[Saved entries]
● ● ● ● ●

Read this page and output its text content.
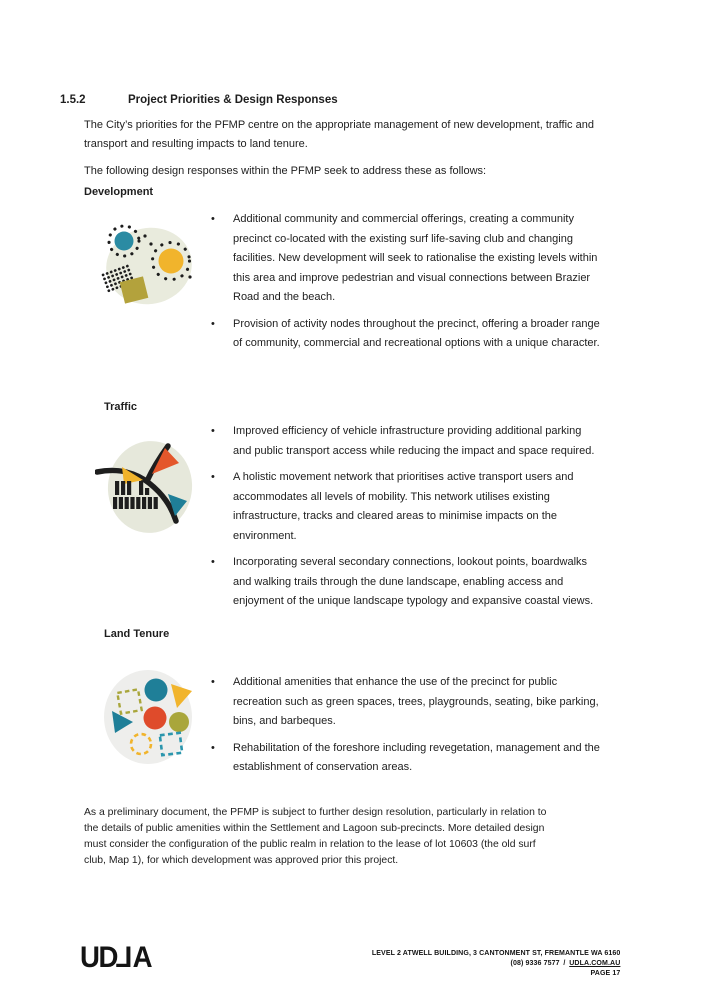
1.5.2	Project Priorities & Design Responses

The City’s priorities for the PFMP centre on the appropriate management of new development, traffic and transport and resulting impacts to land tenure.

The following design responses within the PFMP seek to address these as follows:

Development
• Additional community and commercial offerings, creating a community precinct co-located with the existing surf life-saving club and changing facilities. New development will seek to rationalise the existing levels within this area and improve pedestrian and visual connections between Brazier Road and the beach.
• Provision of activity nodes throughout the precinct, offering a broader range of community, commercial and recreational options with a unique character.
Traffic
• Improved efficiency of vehicle infrastructure providing additional parking and public transport access while reducing the impact and space required.
• A holistic movement network that prioritises active transport users and accommodates all levels of mobility. This network utilises existing infrastructure, tracks and cleared areas to minimise impacts on the environment.
• Incorporating several secondary connections, lookout points, boardwalks and walking trails through the dune landscape, enabling access and enjoyment of the unique landscape typology and expansive coastal views.
Land Tenure
• Additional amenities that enhance the use of the precinct for public recreation such as green spaces, trees, playgrounds, seating, bike parking, bins, and barbeques.
• Rehabilitation of the foreshore including revegetation, management and the establishment of conservation areas.

As a preliminary document, the PFMP is subject to further design resolution, particularly in relation to the details of public amenities within the Settlement and Lagoon sub-precincts. More detailed design must consider the configuration of the public realm in relation to the lease of lot 10603 (the old surf club, Map 1), for which development was approved prior this project.

UDLA	LEVEL 2 ATWELL BUILDING, 3 CANTONMENT ST, FREMANTLE WA 6160
(08) 9336 7577 / UDLA.COM.AU
PAGE 17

● ● ● ● ●

◆ **PROBLEM TO WORK ON**: Using the listing above, return all lines where the word "UDLA" occurs.

◆ **FULL OUTPUT**:
UDLA	LEVEL 2 ATWELL BUILDING, 3 CANTONMENT ST, FREMANTLE WA 6160
(08) 9336 7577 / UDLA.COM.AU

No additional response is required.